Work through the entries below and report how many lines include "Eventos". The number alone is the answer.

[Stored records]
- - - - - - -

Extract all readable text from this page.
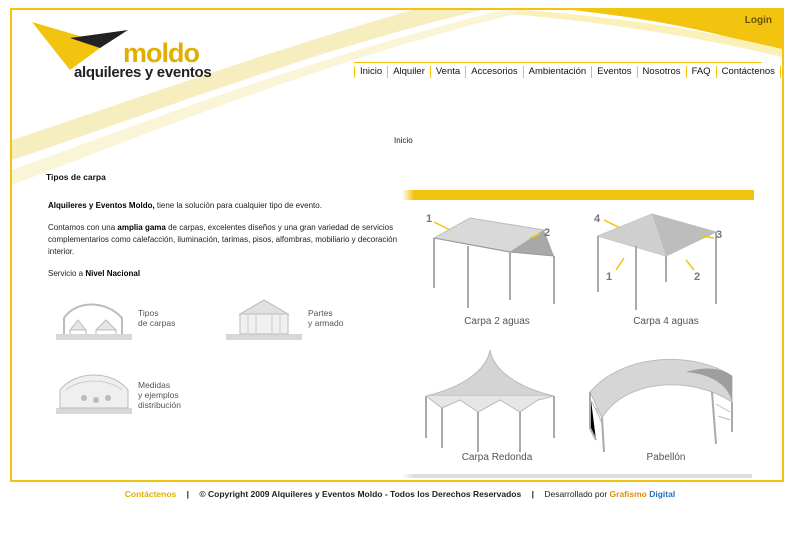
Login
moldo
alquileres y eventos	Inicio	Alquiler	Venta	Accesorios	Ambientación	Eventos	Nosotros	FAQ	Contáctenos
Inicio
Tipos de carpa

Alquileres y Eventos Moldo, tiene la solución para cualquier tipo de evento.

Contamos con una amplia gama de carpas, excelentes diseños y una gran variedad de servicios complementarios como calefacción, iluminación, tarimas, pisos, alfombras, mobiliario y decoración interior.

Servicio a Nivel Nacional

Tipos
de carpas
Partes
y armado
Medidas
y ejemplos
distribución
1
2
Carpa 2 aguas
4
3
1	2
Carpa 4 aguas
Carpa Redonda	Pabellón
Contáctenos | © Copyright 2009 Alquileres y Eventos Moldo - Todos los Derechos Reservados | Desarrollado por Grafismo Digital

- - - - - - -

- [Response]
3